» **EXERCISE TASK 1**: Copy out, word for word, the part of the post that opens with the words containing "I have a few" and closes with "am a dummy.".

» **EXCERPTED TEXT**:
————

Sorry… This is long.
On the other hand, it has been a while. HI!!
And at the end… Well forget the end, since you probably won’t get there anyway. Anyway, it is summer, you have time, and I promise this will be nasty. Everyone loves nasty.
IF anyone DOES read this, it will probably be the one person who knows me or remembers me, and that might be someone who remembers that, years ago, I was once “DEREN BECK” for a short period of time, which is now a long period of pain-in-the-ass for AMAZON (their own fault; I’ve tried to help them, but they won’t listen!) and, BTW, no thanks to GOODREADS librarians… I will explain, briefly (you’re welcome) coming up.
I used to be a poet. One day during the aughts I received a letter from a famous poet who edited a very prestigious literary journal (print) apologizing to me for having overlooked some work I’d sent and promising that he would publish same ASAP. Shortly after, however, he left and was replaced with, let’s say, someone with very different tastes. I read what this guy published, very much like his own poems. Find some words on refrigerator magnets, toss them randomly onto a refrigerator… Like that. I waited a year, then wrote to this fellow, told him what the previous editor had told me. A few months later found a reply in my mailbox. The standard mimeo “Thank you for your submission…” He didn’t last long. But neither did I.
I kept writing poetry but I stopped trying to get it published. Everything was going online and was looking like refrigerator magnets.
I’d been writing for a long time and doing a bunch of other things. People kept asking me to write my memoirs. ME? Only because of the various places I’d been, people I’d met and yada yada. I tried. Didn’t seem to work. Had an idea: what if I turn it into fiction?
But I’m a poet, I told myself. I’ve done all sorts of writing, I replied to myself. Someone once said I was a bit schizo but I ignored him every time…
I sat down and gave it the old grad school try. Sent it around to agents. I will not tell you what the agents said. Oh, yes I will. Promised I was going to be nasty, didn’t I?
Almost to a person, the agents said, “Very nice, but there’s no market for this.”
Honestly, I had no idea what that meant. After a while I was brave enough to write one back and ask. Finally, one of them was nice enough to write back and she said, “Self-publish.”
I have a few degrees thanks to American higher education, so I know how to do research. I looked into this “self-publishing” thing. I found out it is a rolling disaster. A sinkhole for dummies with a lot of cash, something I didn’t and still don’t have. But, proof-positive, I have degrees from American higher education, so I am a dummy.

————

» **RECORD SET**:

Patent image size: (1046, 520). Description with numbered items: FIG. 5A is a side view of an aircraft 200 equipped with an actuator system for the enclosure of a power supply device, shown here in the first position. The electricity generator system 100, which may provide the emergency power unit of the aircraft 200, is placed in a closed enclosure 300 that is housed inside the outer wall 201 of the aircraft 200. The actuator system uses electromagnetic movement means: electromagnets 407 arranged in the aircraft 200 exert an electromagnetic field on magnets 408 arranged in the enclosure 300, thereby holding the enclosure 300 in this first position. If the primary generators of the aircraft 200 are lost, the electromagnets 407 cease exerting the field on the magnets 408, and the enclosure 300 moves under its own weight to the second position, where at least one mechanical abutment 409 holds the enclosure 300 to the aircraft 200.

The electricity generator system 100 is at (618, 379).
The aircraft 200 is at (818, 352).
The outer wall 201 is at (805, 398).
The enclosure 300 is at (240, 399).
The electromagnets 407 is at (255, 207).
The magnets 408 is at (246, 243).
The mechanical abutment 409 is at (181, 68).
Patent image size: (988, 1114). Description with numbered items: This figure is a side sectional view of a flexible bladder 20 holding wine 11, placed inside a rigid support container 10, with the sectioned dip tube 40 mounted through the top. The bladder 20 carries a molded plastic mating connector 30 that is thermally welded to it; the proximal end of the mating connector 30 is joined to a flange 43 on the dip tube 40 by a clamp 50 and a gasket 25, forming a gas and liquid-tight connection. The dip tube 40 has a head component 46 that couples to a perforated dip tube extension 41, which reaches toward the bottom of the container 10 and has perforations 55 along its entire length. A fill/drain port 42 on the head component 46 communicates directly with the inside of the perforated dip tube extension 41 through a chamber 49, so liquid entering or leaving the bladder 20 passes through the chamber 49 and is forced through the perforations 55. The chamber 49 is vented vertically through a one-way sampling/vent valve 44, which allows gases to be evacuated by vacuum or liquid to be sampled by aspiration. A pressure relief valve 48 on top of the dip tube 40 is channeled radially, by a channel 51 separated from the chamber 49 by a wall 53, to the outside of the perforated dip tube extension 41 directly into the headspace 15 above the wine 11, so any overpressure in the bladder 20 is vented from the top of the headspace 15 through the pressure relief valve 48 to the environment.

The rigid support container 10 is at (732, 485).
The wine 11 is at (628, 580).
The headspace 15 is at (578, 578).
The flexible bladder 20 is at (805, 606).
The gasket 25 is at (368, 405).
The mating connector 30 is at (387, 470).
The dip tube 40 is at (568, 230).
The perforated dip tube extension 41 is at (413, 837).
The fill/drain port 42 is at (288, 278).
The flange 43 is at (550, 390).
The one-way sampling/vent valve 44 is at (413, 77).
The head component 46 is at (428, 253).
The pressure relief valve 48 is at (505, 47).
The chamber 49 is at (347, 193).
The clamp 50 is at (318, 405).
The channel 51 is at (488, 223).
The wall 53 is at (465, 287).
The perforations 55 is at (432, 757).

————

» **EXERCISE TASK 2**: How many lines in the rows above contain the string "headspace"? Reply with the number alone.

» **SOLUTION 1**:
I have a few degrees thanks to American higher education, so I know how to do research. I looked into this “self-publishing” thing. I found out it is a rolling disaster. A sinkhole for dummies with a lot of cash, something I didn’t and still don’t have. But, proof-positive, I have degrees from American higher education, so I am a dummy.

» **SOLUTION 2**: 2